▶ _PAGE EXTRACT_
----

USA - The Loss of the Telephone Landline

Arno Froese

According to the federal government, the majority of American homes now use cellphones exclusively. “We don’t even have a landline anymore,” people began to say proudly as the new millennium progressed. But this came with a quieter, secondary loss—the loss of the shared social space of the family landline.

“The shared family phone served as an anchor for home,” says Luke Fernandez, a visiting computer-science professor at Weber State University and a co-author of Bored, Lonely, Angry, Stupid: Feelings About Technology, From the Telegraph to Twitter. “Home is where you could be reached, and where you needed to go to pick up your messages.” With smartphones, Fernandez says, “we have gained mobility and privacy. But the value of the home has been diminished, as has its capacity to guide and monitor family behavior and perhaps bind families more closely together.”

Cellphones, which came on the market in the ’80s and gained popularity in the ’90s, rendered all of this obsolete as they displaced landlines. When kids today call “home,” they may actually be calling one parent and bypassing the other; friends and bosses and telemarketers (if they get through) usually reach exactly the person they are hoping to speak with. Who will be on the other end of the line is no longer a mystery.

----

▶ _INFORMATION GIVEN_
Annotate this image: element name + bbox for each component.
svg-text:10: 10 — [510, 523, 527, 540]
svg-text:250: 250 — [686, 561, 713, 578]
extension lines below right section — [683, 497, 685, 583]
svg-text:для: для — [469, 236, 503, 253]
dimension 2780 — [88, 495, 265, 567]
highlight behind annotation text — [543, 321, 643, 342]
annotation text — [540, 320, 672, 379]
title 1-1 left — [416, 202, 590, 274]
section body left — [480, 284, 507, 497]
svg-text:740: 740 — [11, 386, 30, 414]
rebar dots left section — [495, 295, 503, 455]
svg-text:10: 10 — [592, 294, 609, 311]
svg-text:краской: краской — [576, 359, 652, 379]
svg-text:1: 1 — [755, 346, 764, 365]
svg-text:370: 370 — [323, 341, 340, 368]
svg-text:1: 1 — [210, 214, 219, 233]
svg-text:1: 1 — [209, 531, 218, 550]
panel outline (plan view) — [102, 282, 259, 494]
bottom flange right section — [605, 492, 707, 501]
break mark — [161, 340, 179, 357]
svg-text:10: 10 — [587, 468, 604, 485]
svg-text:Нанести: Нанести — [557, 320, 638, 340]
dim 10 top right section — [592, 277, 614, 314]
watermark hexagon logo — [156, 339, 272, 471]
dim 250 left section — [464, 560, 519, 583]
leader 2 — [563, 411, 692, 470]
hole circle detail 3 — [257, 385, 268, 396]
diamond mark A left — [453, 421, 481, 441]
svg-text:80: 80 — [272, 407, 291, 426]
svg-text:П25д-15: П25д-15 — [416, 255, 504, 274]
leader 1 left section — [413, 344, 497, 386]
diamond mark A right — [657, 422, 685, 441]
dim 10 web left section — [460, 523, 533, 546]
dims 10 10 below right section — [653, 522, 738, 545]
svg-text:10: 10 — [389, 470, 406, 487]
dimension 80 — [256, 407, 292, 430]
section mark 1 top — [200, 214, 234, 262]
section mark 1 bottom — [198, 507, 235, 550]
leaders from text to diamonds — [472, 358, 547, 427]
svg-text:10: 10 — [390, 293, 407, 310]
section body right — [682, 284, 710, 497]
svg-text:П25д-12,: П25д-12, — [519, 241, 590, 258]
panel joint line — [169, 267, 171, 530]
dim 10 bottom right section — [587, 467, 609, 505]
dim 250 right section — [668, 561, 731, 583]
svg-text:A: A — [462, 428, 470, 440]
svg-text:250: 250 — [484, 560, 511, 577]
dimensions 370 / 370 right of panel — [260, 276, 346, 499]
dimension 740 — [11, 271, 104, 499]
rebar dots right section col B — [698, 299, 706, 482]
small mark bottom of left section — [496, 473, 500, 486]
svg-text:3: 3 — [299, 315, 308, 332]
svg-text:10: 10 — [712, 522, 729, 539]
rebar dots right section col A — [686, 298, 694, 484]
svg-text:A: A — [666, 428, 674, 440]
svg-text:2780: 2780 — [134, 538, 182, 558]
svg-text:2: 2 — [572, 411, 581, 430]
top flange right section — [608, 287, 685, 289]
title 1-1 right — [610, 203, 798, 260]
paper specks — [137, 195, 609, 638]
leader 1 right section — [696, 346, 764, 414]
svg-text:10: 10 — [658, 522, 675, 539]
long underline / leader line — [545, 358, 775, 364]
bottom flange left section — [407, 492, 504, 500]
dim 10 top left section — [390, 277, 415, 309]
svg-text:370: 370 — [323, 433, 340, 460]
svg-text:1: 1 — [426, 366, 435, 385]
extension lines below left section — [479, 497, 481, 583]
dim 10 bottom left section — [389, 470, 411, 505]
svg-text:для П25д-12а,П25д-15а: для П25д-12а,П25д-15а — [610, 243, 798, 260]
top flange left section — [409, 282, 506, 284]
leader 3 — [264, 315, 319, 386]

----

From the article on the loss of the telephone landline, list every feeling named in the title of the book that Luke Fernandez co-authored.

▶ _THE RESULT_
Bored, Lonely, Angry, Stupid